(Task) From the listing below, pick out each line with the word "name".

(Exercise data)

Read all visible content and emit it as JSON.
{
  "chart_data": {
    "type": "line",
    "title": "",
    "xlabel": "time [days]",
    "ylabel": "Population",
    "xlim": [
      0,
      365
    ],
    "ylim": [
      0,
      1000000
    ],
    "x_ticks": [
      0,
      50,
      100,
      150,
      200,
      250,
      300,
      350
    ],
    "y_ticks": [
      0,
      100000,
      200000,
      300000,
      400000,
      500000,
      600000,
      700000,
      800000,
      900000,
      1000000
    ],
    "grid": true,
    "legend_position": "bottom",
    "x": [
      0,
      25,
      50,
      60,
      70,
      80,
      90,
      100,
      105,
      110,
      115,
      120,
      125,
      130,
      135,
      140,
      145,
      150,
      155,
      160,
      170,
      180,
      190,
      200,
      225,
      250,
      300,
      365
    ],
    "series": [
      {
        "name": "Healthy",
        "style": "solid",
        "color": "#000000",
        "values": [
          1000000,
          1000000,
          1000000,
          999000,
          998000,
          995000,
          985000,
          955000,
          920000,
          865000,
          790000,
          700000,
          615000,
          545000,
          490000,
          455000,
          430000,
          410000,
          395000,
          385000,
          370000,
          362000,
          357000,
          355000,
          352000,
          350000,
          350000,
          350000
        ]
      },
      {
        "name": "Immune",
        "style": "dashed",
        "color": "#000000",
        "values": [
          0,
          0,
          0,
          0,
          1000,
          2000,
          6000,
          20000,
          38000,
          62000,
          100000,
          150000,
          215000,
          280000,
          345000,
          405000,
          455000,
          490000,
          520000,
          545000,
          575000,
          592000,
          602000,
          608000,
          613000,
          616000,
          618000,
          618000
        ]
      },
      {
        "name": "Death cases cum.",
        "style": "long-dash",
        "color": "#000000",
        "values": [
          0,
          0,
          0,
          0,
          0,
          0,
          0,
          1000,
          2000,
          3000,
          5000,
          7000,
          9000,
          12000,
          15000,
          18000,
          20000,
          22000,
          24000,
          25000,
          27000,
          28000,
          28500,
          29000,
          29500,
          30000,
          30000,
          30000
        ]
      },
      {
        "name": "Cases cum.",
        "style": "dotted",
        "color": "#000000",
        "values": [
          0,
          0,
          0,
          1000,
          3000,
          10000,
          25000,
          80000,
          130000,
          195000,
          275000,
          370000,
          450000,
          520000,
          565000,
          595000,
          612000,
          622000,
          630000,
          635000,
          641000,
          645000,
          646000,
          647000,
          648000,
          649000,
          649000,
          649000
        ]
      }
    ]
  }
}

(Output of the task)
        "name": "Healthy",
        "name": "Immune",
        "name": "Death cases cum.",
        "name": "Cases cum.",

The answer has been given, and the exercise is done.